▶ [Written exercise]: From the listing that follows, output everything exactly except the pictures.

━━━━━ Available records

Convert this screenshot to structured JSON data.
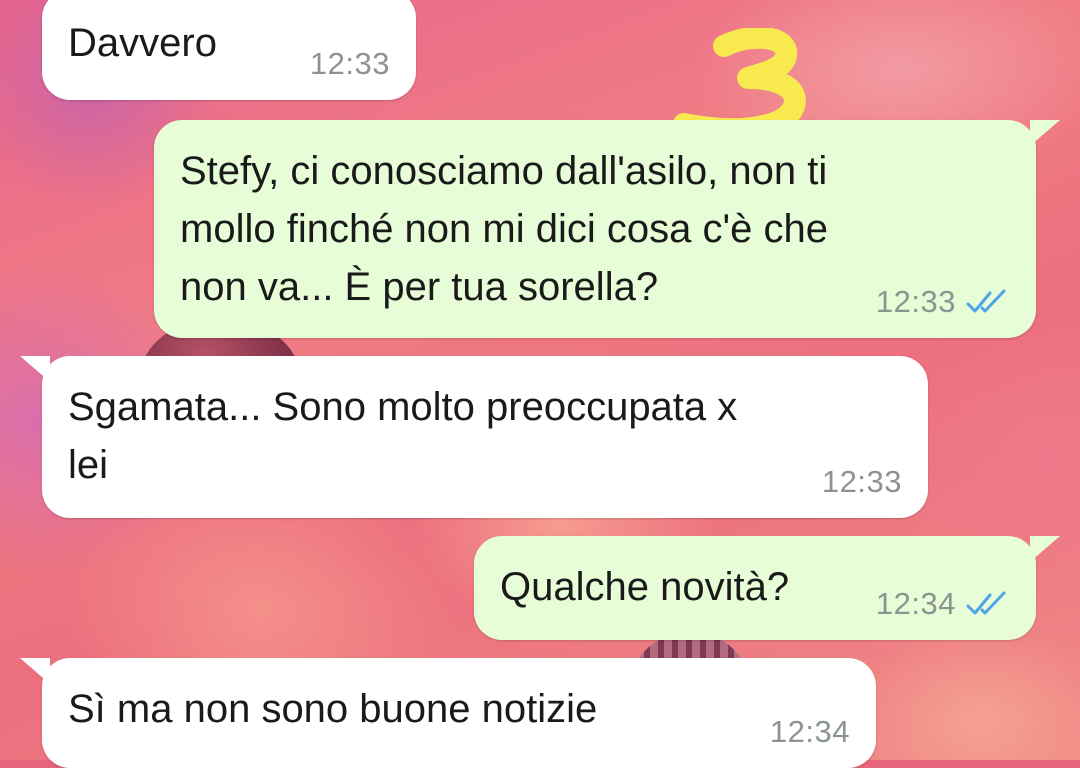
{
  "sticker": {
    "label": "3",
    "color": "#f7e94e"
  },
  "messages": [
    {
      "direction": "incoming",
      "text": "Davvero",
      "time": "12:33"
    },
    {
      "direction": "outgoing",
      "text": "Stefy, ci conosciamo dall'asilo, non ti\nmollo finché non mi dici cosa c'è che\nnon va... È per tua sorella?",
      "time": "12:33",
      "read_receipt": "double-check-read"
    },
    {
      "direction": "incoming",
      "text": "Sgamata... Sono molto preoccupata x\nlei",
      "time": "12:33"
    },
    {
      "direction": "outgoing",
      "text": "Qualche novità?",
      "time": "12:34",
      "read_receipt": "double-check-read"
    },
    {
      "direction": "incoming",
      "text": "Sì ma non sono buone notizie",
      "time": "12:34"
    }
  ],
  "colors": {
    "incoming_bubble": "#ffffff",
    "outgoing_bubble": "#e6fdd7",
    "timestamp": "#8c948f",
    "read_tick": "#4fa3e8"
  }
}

━━━━━━━━━━

▶ [Response for this exercise]:
Convert this screenshot to structured JSON data.
{
  "sticker": {
    "label": "3",
    "color": "#f7e94e"
  },
  "messages": [
    {
      "direction": "incoming",
      "text": "Davvero",
      "time": "12:33"
    },
    {
      "direction": "outgoing",
      "text": "Stefy, ci conosciamo dall'asilo, non ti\nmollo finché non mi dici cosa c'è che\nnon va... È per tua sorella?",
      "time": "12:33",
      "read_receipt": "double-check-read"
    },
    {
      "direction": "incoming",
      "text": "Sgamata... Sono molto preoccupata x\nlei",
      "time": "12:33"
    },
    {
      "direction": "outgoing",
      "text": "Qualche novità?",
      "time": "12:34",
      "read_receipt": "double-check-read"
    },
    {
      "direction": "incoming",
      "text": "Sì ma non sono buone notizie",
      "time": "12:34"
    }
  ],
  "colors": {
    "incoming_bubble": "#ffffff",
    "outgoing_bubble": "#e6fdd7",
    "timestamp": "#8c948f",
    "read_tick": "#4fa3e8"
  }
}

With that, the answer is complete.